(Data extracted from a collection)
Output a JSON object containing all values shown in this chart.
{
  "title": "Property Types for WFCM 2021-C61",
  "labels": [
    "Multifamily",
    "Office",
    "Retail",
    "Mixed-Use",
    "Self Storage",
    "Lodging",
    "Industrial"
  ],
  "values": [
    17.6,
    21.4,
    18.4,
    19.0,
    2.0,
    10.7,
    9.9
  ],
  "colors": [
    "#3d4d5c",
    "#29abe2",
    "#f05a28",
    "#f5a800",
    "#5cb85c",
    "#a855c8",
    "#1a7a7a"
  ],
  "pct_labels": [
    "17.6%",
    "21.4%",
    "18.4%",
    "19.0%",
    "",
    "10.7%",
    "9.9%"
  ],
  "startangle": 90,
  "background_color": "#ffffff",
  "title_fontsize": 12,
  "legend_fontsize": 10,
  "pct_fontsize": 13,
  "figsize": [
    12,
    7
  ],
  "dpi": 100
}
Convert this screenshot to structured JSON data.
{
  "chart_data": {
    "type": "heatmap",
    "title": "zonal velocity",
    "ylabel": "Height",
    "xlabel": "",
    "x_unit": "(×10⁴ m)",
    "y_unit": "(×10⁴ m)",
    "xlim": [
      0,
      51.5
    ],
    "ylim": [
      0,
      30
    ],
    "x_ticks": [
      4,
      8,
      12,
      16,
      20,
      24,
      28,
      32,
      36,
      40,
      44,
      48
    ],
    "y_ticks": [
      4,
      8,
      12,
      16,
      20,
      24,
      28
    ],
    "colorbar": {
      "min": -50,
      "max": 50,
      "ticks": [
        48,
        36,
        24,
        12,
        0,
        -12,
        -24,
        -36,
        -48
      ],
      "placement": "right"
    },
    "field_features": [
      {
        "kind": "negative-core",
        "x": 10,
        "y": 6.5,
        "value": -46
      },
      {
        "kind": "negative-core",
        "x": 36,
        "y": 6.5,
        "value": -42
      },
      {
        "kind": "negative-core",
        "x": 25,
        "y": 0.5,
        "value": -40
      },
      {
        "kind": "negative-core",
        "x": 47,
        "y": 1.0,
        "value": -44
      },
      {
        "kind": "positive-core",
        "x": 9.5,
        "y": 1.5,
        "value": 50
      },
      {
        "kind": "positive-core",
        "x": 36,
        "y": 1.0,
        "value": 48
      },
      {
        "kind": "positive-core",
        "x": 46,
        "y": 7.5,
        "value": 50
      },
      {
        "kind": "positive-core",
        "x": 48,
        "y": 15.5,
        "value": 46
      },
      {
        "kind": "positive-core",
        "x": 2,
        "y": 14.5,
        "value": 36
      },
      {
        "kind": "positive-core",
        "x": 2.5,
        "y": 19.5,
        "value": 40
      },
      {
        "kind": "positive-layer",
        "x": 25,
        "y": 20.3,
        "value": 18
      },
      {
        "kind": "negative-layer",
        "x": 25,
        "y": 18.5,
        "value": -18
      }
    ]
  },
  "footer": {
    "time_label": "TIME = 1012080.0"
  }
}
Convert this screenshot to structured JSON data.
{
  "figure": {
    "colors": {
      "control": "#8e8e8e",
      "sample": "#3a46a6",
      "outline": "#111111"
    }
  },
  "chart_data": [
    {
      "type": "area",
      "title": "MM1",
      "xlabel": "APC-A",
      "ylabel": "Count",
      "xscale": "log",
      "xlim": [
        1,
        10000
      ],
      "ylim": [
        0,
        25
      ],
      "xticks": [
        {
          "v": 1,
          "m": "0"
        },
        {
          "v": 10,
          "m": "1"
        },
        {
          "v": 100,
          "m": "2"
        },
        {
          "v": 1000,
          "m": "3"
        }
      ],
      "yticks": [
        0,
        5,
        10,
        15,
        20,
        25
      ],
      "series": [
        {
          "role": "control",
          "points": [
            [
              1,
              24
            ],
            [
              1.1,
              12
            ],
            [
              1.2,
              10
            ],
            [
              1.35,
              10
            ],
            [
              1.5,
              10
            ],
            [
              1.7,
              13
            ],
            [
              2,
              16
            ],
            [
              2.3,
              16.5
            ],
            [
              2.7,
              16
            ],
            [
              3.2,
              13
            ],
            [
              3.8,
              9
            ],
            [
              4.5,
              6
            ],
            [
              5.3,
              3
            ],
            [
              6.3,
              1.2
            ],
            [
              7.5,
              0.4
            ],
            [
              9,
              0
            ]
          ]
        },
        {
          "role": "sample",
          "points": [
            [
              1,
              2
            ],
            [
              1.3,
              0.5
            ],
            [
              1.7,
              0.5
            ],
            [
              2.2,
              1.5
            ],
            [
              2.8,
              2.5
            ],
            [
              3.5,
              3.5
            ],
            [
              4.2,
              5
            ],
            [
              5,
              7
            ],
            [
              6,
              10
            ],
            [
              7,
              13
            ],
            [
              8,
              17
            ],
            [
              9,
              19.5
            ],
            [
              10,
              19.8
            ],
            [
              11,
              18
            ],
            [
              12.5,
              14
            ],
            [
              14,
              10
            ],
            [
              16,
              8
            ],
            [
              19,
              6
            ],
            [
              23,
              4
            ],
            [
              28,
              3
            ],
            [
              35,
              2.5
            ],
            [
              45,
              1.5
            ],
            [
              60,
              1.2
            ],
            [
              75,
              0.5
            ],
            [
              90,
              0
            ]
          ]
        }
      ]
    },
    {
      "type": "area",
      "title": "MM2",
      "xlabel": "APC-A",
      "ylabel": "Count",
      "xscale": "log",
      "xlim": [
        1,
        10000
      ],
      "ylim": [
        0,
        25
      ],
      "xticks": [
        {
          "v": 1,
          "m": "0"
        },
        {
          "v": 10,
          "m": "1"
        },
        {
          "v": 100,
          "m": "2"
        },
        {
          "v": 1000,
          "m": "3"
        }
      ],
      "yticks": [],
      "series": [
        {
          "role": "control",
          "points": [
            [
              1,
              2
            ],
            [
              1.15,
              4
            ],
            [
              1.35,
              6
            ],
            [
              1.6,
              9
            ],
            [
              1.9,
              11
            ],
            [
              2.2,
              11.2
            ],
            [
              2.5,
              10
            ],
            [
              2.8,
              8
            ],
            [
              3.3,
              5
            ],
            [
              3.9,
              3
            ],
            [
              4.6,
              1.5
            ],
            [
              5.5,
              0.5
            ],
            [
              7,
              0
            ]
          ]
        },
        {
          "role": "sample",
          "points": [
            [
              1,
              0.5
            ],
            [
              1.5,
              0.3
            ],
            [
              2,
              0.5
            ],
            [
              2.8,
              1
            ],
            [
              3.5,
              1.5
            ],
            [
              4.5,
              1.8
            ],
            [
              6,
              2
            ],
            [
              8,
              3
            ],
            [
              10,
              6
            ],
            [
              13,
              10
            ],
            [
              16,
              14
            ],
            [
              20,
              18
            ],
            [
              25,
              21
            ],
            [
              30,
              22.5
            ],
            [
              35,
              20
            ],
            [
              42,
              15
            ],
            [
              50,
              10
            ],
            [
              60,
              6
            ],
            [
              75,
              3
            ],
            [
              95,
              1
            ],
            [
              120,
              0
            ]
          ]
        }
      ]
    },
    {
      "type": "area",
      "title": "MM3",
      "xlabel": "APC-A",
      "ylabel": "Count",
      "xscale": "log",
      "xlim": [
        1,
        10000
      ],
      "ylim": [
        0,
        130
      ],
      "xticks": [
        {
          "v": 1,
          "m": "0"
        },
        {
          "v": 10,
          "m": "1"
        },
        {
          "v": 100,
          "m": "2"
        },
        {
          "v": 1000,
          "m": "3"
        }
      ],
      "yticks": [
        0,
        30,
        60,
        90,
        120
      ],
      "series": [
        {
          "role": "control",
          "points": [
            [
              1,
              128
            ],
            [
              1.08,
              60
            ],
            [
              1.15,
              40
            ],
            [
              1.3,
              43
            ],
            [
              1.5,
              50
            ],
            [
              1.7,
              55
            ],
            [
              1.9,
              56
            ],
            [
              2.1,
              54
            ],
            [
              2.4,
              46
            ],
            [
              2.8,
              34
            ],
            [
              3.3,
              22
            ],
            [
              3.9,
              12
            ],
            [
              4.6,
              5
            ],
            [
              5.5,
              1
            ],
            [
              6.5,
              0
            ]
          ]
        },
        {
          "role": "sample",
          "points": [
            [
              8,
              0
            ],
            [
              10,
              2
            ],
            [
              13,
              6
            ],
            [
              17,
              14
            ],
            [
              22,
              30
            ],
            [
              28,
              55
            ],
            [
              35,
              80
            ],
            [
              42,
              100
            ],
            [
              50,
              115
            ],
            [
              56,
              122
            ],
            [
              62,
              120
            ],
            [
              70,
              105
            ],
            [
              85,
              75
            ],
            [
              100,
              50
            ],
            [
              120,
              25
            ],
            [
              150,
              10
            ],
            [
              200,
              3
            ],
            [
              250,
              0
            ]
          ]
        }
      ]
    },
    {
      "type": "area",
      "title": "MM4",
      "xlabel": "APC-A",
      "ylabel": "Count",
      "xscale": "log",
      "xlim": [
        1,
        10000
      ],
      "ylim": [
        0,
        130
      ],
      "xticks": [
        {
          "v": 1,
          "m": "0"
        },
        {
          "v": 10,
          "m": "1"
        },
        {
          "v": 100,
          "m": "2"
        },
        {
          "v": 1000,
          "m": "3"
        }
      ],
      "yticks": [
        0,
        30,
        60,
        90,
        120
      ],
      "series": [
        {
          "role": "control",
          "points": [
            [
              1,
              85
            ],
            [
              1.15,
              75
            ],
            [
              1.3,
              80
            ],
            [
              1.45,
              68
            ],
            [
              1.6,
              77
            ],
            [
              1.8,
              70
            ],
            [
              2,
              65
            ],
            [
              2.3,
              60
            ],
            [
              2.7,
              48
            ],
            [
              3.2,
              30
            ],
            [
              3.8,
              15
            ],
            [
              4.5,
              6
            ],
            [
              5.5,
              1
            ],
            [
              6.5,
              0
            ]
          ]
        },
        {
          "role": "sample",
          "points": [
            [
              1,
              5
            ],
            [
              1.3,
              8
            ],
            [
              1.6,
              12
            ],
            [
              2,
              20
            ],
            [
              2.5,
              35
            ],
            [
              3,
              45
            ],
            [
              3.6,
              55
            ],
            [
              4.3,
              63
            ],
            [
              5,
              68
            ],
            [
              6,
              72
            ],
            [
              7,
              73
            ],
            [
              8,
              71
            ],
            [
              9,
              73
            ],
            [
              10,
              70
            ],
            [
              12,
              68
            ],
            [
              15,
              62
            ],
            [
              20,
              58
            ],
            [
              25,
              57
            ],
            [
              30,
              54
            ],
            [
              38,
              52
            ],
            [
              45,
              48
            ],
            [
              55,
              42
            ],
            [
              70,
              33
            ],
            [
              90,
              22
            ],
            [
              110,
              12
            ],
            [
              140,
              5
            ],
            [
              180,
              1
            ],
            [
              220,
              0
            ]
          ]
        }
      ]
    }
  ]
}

(What the exercise asks): Reply with nothing but the number of lines that contain the word "layer".

(Full response): 2